THE INPUT —
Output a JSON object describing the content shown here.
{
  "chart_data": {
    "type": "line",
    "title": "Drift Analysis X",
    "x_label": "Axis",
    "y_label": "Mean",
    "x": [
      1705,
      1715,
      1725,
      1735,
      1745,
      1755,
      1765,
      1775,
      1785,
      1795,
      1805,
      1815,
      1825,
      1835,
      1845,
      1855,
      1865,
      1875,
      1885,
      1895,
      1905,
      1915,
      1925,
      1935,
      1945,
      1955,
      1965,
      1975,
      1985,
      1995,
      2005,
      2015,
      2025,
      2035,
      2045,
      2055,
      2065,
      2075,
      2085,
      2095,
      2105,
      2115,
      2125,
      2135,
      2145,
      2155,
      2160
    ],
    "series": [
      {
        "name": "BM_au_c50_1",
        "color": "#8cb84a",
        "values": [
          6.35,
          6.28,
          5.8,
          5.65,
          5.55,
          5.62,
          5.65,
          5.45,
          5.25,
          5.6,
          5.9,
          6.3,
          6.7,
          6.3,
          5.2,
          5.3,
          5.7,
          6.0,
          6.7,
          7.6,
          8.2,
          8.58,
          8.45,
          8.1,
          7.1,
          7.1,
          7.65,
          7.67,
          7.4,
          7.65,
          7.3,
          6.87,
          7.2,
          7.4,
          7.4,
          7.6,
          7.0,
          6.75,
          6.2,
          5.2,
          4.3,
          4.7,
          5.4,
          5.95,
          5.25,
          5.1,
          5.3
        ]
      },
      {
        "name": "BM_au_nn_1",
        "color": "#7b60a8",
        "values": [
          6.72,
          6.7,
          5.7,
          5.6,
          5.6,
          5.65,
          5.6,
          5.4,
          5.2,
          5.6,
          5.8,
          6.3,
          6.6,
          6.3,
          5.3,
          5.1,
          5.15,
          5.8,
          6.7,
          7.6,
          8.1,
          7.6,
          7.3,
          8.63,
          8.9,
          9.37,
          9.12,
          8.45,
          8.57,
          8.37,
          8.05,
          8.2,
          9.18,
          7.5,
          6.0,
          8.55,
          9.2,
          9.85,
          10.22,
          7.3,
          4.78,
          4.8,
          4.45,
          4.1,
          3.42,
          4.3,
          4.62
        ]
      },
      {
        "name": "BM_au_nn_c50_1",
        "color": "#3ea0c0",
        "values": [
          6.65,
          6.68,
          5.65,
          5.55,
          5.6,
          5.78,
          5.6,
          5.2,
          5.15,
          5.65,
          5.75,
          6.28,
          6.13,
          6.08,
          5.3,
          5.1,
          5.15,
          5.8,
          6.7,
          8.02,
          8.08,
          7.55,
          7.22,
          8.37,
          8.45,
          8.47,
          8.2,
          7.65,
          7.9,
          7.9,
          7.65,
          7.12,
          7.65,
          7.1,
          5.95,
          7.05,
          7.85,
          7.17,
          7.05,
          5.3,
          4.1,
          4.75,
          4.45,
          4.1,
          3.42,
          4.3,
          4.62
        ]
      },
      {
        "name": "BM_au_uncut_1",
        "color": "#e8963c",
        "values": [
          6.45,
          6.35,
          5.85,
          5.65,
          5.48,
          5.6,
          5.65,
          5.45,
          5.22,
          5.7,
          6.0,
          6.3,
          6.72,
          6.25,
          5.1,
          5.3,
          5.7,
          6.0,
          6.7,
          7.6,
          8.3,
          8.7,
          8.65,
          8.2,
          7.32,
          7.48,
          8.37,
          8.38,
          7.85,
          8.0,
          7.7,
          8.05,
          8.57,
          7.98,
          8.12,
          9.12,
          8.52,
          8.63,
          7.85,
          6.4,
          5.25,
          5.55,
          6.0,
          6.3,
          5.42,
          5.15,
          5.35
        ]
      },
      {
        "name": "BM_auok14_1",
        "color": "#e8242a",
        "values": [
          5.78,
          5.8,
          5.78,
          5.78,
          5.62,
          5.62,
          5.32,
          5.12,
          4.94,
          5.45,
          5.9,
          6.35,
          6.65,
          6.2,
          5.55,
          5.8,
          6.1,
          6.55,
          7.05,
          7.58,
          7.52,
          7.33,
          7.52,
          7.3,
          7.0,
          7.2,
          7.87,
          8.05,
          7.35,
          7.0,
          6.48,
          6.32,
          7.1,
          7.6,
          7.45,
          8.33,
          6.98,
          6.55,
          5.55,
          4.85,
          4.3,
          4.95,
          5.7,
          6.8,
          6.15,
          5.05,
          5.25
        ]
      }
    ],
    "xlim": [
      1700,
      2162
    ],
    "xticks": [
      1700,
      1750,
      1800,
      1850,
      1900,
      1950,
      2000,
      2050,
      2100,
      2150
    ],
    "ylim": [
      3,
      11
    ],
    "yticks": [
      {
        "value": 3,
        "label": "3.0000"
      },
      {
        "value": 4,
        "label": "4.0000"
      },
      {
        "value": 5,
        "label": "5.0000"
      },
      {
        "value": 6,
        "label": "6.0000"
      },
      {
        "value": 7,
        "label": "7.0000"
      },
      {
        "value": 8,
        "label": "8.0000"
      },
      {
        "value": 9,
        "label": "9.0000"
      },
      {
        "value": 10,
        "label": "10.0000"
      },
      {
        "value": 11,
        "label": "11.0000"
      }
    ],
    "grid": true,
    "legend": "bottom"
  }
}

WHAT IS REQUIRED —
Output all of the data again, exactly.

RESPONSE —
Output a JSON object describing the content shown here.
{
  "chart_data": {
    "type": "line",
    "title": "Drift Analysis X",
    "x_label": "Axis",
    "y_label": "Mean",
    "x": [
      1705,
      1715,
      1725,
      1735,
      1745,
      1755,
      1765,
      1775,
      1785,
      1795,
      1805,
      1815,
      1825,
      1835,
      1845,
      1855,
      1865,
      1875,
      1885,
      1895,
      1905,
      1915,
      1925,
      1935,
      1945,
      1955,
      1965,
      1975,
      1985,
      1995,
      2005,
      2015,
      2025,
      2035,
      2045,
      2055,
      2065,
      2075,
      2085,
      2095,
      2105,
      2115,
      2125,
      2135,
      2145,
      2155,
      2160
    ],
    "series": [
      {
        "name": "BM_au_c50_1",
        "color": "#8cb84a",
        "values": [
          6.35,
          6.28,
          5.8,
          5.65,
          5.55,
          5.62,
          5.65,
          5.45,
          5.25,
          5.6,
          5.9,
          6.3,
          6.7,
          6.3,
          5.2,
          5.3,
          5.7,
          6.0,
          6.7,
          7.6,
          8.2,
          8.58,
          8.45,
          8.1,
          7.1,
          7.1,
          7.65,
          7.67,
          7.4,
          7.65,
          7.3,
          6.87,
          7.2,
          7.4,
          7.4,
          7.6,
          7.0,
          6.75,
          6.2,
          5.2,
          4.3,
          4.7,
          5.4,
          5.95,
          5.25,
          5.1,
          5.3
        ]
      },
      {
        "name": "BM_au_nn_1",
        "color": "#7b60a8",
        "values": [
          6.72,
          6.7,
          5.7,
          5.6,
          5.6,
          5.65,
          5.6,
          5.4,
          5.2,
          5.6,
          5.8,
          6.3,
          6.6,
          6.3,
          5.3,
          5.1,
          5.15,
          5.8,
          6.7,
          7.6,
          8.1,
          7.6,
          7.3,
          8.63,
          8.9,
          9.37,
          9.12,
          8.45,
          8.57,
          8.37,
          8.05,
          8.2,
          9.18,
          7.5,
          6.0,
          8.55,
          9.2,
          9.85,
          10.22,
          7.3,
          4.78,
          4.8,
          4.45,
          4.1,
          3.42,
          4.3,
          4.62
        ]
      },
      {
        "name": "BM_au_nn_c50_1",
        "color": "#3ea0c0",
        "values": [
          6.65,
          6.68,
          5.65,
          5.55,
          5.6,
          5.78,
          5.6,
          5.2,
          5.15,
          5.65,
          5.75,
          6.28,
          6.13,
          6.08,
          5.3,
          5.1,
          5.15,
          5.8,
          6.7,
          8.02,
          8.08,
          7.55,
          7.22,
          8.37,
          8.45,
          8.47,
          8.2,
          7.65,
          7.9,
          7.9,
          7.65,
          7.12,
          7.65,
          7.1,
          5.95,
          7.05,
          7.85,
          7.17,
          7.05,
          5.3,
          4.1,
          4.75,
          4.45,
          4.1,
          3.42,
          4.3,
          4.62
        ]
      },
      {
        "name": "BM_au_uncut_1",
        "color": "#e8963c",
        "values": [
          6.45,
          6.35,
          5.85,
          5.65,
          5.48,
          5.6,
          5.65,
          5.45,
          5.22,
          5.7,
          6.0,
          6.3,
          6.72,
          6.25,
          5.1,
          5.3,
          5.7,
          6.0,
          6.7,
          7.6,
          8.3,
          8.7,
          8.65,
          8.2,
          7.32,
          7.48,
          8.37,
          8.38,
          7.85,
          8.0,
          7.7,
          8.05,
          8.57,
          7.98,
          8.12,
          9.12,
          8.52,
          8.63,
          7.85,
          6.4,
          5.25,
          5.55,
          6.0,
          6.3,
          5.42,
          5.15,
          5.35
        ]
      },
      {
        "name": "BM_auok14_1",
        "color": "#e8242a",
        "values": [
          5.78,
          5.8,
          5.78,
          5.78,
          5.62,
          5.62,
          5.32,
          5.12,
          4.94,
          5.45,
          5.9,
          6.35,
          6.65,
          6.2,
          5.55,
          5.8,
          6.1,
          6.55,
          7.05,
          7.58,
          7.52,
          7.33,
          7.52,
          7.3,
          7.0,
          7.2,
          7.87,
          8.05,
          7.35,
          7.0,
          6.48,
          6.32,
          7.1,
          7.6,
          7.45,
          8.33,
          6.98,
          6.55,
          5.55,
          4.85,
          4.3,
          4.95,
          5.7,
          6.8,
          6.15,
          5.05,
          5.25
        ]
      }
    ],
    "xlim": [
      1700,
      2162
    ],
    "xticks": [
      1700,
      1750,
      1800,
      1850,
      1900,
      1950,
      2000,
      2050,
      2100,
      2150
    ],
    "ylim": [
      3,
      11
    ],
    "yticks": [
      {
        "value": 3,
        "label": "3.0000"
      },
      {
        "value": 4,
        "label": "4.0000"
      },
      {
        "value": 5,
        "label": "5.0000"
      },
      {
        "value": 6,
        "label": "6.0000"
      },
      {
        "value": 7,
        "label": "7.0000"
      },
      {
        "value": 8,
        "label": "8.0000"
      },
      {
        "value": 9,
        "label": "9.0000"
      },
      {
        "value": 10,
        "label": "10.0000"
      },
      {
        "value": 11,
        "label": "11.0000"
      }
    ],
    "grid": true,
    "legend": "bottom"
  }
}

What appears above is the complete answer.